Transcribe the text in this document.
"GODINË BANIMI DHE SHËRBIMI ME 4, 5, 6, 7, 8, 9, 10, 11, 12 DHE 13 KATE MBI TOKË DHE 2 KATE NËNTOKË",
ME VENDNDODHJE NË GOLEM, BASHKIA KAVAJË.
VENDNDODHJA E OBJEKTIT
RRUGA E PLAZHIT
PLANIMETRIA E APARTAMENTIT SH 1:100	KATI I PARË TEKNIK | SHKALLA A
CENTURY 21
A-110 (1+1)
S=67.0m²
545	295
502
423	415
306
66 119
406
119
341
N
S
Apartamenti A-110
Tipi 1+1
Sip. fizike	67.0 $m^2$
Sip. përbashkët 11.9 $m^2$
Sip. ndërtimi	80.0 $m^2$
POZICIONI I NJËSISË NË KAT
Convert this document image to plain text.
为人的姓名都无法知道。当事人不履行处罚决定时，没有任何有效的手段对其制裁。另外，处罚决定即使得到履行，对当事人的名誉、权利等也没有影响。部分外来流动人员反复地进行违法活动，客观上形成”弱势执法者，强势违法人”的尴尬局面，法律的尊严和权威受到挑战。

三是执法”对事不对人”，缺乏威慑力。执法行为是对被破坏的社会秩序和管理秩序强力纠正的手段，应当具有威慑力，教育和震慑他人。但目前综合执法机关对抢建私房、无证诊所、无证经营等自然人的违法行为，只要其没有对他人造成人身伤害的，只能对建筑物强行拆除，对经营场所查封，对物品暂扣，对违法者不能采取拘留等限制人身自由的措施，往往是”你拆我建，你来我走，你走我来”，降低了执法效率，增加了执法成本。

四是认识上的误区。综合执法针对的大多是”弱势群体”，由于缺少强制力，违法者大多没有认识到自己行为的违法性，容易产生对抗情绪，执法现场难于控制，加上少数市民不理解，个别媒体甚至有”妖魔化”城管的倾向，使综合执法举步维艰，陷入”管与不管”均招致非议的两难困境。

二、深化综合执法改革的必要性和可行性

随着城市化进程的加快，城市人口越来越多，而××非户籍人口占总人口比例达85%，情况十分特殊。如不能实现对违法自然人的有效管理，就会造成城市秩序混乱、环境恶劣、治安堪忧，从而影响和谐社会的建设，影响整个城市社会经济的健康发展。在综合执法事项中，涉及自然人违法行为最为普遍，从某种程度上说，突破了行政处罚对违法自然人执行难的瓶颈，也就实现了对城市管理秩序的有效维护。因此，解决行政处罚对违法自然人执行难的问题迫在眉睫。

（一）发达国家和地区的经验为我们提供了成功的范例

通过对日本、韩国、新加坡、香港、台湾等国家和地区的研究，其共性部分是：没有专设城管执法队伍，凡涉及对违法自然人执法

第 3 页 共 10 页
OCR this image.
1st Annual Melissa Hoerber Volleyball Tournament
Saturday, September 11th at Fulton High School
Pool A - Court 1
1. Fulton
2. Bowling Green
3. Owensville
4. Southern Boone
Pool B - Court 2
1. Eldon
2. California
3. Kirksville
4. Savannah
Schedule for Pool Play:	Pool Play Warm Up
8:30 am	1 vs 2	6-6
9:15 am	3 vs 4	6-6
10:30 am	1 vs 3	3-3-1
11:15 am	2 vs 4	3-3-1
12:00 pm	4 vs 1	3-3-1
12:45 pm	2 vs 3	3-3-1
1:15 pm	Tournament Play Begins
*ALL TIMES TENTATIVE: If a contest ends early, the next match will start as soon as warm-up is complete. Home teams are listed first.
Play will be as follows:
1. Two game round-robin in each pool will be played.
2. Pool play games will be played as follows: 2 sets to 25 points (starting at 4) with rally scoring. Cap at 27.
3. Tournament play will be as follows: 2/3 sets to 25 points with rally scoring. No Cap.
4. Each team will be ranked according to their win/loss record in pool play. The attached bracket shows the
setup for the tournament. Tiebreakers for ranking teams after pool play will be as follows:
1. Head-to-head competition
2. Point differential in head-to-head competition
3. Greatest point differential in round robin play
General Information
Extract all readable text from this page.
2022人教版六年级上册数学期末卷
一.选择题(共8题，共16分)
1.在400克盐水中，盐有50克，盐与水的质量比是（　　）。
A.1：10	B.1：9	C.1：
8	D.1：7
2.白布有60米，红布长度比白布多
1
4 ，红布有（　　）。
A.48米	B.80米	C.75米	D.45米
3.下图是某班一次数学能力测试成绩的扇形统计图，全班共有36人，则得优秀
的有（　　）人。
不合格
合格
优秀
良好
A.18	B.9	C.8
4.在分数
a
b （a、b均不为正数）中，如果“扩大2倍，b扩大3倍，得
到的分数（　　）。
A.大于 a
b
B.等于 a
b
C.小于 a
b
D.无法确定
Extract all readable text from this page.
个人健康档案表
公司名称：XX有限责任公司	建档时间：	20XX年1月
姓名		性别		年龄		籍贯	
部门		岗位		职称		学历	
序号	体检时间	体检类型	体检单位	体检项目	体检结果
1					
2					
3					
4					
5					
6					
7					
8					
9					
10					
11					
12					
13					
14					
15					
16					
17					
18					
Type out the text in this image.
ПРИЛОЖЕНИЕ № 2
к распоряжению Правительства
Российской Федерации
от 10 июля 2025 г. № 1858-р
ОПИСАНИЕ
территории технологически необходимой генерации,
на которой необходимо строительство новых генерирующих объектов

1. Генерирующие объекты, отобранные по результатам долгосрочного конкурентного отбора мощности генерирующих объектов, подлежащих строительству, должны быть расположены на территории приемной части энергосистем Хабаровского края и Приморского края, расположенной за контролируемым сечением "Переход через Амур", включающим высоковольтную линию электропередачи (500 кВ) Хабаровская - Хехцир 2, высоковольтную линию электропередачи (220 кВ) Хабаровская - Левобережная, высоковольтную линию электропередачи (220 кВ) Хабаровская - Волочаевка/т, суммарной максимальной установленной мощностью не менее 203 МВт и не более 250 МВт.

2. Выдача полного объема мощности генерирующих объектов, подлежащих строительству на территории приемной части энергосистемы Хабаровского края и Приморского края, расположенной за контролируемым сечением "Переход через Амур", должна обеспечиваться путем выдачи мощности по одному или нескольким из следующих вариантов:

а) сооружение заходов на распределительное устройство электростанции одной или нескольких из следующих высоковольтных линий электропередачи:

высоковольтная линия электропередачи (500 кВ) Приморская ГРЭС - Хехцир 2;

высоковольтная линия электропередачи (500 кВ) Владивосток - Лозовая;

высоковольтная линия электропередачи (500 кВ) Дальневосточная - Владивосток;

= = = = = = =

Collect each line containing the string "competition".

** Answer to this problem **
1. Head-to-head competition
2. Point differential in head-to-head competition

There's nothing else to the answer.